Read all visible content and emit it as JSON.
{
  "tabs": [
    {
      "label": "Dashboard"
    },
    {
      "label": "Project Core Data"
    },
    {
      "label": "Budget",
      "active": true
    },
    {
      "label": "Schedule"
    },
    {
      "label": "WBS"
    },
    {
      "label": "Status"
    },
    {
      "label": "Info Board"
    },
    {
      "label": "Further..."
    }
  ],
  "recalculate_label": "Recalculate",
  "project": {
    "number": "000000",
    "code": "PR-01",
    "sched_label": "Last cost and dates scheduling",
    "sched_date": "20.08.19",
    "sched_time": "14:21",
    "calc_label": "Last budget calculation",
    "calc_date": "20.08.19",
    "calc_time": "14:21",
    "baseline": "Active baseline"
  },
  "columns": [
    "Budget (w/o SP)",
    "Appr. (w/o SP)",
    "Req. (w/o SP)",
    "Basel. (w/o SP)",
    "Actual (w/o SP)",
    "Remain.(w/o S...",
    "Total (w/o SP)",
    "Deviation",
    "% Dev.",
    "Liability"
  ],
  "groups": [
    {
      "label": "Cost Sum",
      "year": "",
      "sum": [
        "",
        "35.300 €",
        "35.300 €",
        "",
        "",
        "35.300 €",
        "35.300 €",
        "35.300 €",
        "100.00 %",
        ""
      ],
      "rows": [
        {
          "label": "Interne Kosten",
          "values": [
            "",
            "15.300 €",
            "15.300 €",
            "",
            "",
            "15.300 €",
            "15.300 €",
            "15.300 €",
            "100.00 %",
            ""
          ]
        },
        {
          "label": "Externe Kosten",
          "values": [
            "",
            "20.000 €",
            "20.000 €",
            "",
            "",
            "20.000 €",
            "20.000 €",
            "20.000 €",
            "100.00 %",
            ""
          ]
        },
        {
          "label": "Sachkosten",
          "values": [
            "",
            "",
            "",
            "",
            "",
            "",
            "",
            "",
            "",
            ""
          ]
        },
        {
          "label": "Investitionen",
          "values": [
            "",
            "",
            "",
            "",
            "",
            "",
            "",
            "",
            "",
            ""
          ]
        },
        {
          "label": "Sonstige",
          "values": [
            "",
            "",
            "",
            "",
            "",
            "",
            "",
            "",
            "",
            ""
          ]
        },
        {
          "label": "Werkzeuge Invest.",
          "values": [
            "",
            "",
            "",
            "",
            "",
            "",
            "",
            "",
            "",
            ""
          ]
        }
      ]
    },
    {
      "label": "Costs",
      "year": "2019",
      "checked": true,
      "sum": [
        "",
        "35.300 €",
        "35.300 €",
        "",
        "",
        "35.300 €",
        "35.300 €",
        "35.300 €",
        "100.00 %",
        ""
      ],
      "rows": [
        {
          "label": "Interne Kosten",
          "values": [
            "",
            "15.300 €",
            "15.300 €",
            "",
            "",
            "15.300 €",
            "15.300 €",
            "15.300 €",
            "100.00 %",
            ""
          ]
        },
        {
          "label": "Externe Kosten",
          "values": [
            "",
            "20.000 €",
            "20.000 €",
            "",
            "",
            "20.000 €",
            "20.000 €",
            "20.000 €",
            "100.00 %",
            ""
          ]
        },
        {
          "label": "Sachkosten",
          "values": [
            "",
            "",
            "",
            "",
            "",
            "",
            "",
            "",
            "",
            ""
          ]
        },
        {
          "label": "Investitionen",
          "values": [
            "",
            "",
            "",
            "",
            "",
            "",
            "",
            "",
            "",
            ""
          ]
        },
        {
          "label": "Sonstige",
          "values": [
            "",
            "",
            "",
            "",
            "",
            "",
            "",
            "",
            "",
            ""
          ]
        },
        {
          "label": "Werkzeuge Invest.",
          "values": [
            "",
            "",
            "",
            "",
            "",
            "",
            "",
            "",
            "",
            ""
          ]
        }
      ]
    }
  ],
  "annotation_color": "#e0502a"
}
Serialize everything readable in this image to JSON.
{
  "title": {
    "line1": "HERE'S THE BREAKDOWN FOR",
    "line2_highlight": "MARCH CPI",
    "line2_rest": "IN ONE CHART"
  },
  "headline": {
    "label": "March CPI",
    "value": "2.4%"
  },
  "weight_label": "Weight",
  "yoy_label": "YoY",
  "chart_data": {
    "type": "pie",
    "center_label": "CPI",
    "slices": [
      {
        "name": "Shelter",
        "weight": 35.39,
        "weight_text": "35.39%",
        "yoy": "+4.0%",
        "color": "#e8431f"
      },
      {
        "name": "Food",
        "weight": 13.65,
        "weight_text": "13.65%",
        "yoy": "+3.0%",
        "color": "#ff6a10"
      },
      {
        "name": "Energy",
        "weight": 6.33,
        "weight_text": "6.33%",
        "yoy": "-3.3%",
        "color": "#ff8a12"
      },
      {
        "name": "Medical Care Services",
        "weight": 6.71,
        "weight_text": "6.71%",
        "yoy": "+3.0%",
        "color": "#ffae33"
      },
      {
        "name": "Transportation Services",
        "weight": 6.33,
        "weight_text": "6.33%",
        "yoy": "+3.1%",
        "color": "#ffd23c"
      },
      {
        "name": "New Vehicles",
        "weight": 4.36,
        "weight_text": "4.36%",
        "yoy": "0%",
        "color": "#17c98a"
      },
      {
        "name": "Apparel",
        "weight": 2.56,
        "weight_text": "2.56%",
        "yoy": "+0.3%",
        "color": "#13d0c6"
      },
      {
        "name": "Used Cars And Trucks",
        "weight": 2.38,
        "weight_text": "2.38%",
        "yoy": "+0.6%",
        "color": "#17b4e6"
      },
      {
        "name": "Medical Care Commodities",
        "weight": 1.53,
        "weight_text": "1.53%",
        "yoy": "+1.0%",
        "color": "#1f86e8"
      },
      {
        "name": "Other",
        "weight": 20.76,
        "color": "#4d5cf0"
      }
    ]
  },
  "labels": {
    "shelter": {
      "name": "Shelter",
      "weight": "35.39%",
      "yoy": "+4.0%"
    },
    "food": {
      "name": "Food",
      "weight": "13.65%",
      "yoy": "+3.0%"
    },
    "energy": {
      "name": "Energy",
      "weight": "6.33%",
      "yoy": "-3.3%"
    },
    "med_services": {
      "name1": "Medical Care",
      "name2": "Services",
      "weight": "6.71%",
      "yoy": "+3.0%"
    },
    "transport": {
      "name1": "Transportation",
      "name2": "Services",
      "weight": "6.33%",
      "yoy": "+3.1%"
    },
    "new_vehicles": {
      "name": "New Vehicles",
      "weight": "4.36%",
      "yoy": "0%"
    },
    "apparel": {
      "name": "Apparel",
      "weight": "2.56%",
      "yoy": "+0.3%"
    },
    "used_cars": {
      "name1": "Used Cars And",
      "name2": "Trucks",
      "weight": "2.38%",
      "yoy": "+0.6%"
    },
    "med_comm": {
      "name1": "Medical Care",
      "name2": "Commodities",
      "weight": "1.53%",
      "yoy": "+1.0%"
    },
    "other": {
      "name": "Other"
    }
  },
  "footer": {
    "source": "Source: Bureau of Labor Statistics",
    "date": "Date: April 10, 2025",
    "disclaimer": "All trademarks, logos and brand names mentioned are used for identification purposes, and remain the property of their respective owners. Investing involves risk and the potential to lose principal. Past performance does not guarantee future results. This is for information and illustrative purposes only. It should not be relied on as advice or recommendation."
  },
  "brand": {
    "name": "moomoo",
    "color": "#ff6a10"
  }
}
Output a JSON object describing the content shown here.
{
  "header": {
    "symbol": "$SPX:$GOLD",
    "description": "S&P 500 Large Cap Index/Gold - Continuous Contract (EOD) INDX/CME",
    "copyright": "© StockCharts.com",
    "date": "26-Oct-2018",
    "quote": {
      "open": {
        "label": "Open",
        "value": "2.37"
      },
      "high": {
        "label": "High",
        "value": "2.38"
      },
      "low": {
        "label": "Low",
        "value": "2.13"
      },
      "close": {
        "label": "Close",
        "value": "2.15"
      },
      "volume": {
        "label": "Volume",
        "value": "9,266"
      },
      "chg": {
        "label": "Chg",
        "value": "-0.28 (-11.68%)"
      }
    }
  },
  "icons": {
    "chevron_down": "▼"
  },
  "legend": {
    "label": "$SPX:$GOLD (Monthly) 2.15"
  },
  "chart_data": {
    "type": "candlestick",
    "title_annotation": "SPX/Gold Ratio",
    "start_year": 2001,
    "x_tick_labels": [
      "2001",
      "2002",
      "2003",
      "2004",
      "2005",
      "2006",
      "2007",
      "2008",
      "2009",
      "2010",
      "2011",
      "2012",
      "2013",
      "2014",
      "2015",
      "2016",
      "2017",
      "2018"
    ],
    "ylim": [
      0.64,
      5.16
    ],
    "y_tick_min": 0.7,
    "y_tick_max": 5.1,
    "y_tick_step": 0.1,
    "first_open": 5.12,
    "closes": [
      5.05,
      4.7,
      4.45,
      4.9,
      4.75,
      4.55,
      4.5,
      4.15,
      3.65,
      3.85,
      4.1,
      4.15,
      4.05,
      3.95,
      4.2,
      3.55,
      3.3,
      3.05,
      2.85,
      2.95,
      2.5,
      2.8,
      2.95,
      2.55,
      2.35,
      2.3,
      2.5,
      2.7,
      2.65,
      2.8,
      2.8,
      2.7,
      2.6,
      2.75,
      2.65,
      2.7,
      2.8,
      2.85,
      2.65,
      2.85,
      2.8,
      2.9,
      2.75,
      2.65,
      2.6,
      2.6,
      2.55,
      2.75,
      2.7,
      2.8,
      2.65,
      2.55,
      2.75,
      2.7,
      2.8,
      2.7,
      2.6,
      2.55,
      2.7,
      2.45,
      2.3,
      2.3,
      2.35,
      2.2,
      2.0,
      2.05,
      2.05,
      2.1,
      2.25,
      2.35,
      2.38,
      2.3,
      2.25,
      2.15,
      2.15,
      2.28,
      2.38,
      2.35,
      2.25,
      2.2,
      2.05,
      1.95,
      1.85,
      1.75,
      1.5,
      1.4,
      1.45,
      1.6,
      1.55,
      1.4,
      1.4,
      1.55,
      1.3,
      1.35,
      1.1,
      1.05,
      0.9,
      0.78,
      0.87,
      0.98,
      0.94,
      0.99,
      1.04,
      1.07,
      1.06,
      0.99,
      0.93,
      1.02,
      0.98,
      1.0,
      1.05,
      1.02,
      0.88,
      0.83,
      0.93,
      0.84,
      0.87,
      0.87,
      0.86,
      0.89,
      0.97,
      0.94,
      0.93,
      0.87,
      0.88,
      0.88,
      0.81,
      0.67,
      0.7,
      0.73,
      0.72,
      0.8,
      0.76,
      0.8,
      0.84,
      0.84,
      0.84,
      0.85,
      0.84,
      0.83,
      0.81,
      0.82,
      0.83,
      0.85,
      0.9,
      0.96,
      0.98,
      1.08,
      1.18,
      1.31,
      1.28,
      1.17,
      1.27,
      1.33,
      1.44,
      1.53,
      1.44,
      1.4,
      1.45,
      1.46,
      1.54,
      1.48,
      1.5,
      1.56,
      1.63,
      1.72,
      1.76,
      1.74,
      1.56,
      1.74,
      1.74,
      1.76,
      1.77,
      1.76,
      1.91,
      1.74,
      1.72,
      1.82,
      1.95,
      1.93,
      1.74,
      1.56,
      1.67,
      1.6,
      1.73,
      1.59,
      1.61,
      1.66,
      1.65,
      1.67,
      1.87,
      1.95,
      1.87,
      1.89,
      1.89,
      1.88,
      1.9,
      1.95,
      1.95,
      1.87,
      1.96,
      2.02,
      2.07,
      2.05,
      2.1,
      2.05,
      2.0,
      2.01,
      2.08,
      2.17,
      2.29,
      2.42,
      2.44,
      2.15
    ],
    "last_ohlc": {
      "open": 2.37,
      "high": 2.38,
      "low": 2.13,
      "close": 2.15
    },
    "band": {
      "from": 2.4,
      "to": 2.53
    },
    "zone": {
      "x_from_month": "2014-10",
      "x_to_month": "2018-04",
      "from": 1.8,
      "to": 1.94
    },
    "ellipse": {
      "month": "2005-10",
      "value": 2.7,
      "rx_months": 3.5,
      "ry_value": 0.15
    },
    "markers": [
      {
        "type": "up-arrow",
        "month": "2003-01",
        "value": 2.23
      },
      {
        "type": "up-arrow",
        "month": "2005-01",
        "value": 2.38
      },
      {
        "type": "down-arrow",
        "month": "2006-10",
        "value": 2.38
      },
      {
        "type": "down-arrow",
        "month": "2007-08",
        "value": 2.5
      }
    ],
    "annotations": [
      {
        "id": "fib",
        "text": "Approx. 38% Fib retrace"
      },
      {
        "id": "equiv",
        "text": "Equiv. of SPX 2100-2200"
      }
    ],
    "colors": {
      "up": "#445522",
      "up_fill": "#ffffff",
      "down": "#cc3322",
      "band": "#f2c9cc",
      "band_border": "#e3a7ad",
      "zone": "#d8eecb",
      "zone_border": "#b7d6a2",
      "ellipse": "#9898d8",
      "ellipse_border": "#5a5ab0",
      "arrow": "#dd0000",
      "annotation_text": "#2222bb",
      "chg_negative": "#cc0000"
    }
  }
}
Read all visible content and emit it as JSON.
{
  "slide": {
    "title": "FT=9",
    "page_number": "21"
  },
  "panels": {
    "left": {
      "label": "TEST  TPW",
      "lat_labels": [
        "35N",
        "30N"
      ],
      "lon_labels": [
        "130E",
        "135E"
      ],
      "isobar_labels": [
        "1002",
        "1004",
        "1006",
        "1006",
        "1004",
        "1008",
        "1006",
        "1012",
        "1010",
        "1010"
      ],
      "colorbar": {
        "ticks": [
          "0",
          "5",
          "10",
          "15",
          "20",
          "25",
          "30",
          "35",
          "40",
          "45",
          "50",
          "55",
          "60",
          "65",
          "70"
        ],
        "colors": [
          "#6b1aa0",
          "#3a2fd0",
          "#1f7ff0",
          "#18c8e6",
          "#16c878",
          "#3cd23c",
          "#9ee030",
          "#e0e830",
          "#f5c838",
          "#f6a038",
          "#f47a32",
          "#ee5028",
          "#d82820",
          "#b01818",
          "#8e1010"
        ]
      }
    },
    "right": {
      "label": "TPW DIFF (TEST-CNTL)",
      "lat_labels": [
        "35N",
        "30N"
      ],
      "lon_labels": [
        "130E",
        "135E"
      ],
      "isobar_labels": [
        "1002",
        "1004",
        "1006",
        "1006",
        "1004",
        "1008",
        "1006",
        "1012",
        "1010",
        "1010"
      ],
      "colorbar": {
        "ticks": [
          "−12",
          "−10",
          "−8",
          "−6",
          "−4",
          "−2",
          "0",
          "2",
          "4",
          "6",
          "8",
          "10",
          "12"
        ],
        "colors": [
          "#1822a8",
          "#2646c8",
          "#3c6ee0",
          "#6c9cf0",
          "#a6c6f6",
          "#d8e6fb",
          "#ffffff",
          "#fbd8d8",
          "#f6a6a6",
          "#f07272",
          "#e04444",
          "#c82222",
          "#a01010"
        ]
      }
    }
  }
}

========================

Pick out every line with the string "Medical" and copy it.

        "name": "Medical Care Services",
        "name": "Medical Care Commodities",
      "name1": "Medical Care",
      "name1": "Medical Care",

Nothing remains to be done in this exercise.